# start of Material

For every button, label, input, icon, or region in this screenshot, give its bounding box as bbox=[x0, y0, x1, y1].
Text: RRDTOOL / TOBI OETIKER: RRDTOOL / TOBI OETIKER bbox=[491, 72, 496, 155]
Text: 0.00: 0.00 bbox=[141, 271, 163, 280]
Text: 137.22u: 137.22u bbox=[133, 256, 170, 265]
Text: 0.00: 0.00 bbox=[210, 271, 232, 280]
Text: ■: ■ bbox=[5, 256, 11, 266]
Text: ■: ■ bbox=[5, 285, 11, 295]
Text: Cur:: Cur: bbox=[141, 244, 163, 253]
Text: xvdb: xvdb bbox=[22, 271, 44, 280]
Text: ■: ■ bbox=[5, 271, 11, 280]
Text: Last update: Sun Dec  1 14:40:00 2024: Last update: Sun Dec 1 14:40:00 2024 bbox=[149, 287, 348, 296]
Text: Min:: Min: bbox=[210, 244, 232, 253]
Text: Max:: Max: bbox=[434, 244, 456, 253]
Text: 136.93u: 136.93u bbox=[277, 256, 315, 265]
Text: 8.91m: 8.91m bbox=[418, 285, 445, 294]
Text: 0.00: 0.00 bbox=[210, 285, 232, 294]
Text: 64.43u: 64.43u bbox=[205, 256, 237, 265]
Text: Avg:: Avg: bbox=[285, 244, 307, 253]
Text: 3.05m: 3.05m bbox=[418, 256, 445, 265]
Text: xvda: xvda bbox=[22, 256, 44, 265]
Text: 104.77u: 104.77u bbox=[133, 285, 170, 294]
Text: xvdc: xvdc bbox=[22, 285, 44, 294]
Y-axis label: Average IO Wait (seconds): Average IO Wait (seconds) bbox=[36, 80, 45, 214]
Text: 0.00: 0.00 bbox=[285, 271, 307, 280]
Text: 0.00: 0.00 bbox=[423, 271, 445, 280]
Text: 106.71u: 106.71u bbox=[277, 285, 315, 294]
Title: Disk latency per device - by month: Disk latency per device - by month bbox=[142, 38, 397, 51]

# end of Material

> **Stated goal**
Rename "bounding box" to "enclosing rectangle" in the material from its start through the line with "Text: Cur:: Cur: bbox=[141, 244, 163, 253]", leaving everything else as it is.

> **Exercise result**
For every button, label, input, icon, or region in this screenshot, give its enclosing rectangle as bbox=[x0, y0, x1, y1].
Text: RRDTOOL / TOBI OETIKER: RRDTOOL / TOBI OETIKER bbox=[491, 72, 496, 155]
Text: 0.00: 0.00 bbox=[141, 271, 163, 280]
Text: 137.22u: 137.22u bbox=[133, 256, 170, 265]
Text: 0.00: 0.00 bbox=[210, 271, 232, 280]
Text: ■: ■ bbox=[5, 256, 11, 266]
Text: ■: ■ bbox=[5, 285, 11, 295]
Text: Cur:: Cur: bbox=[141, 244, 163, 253]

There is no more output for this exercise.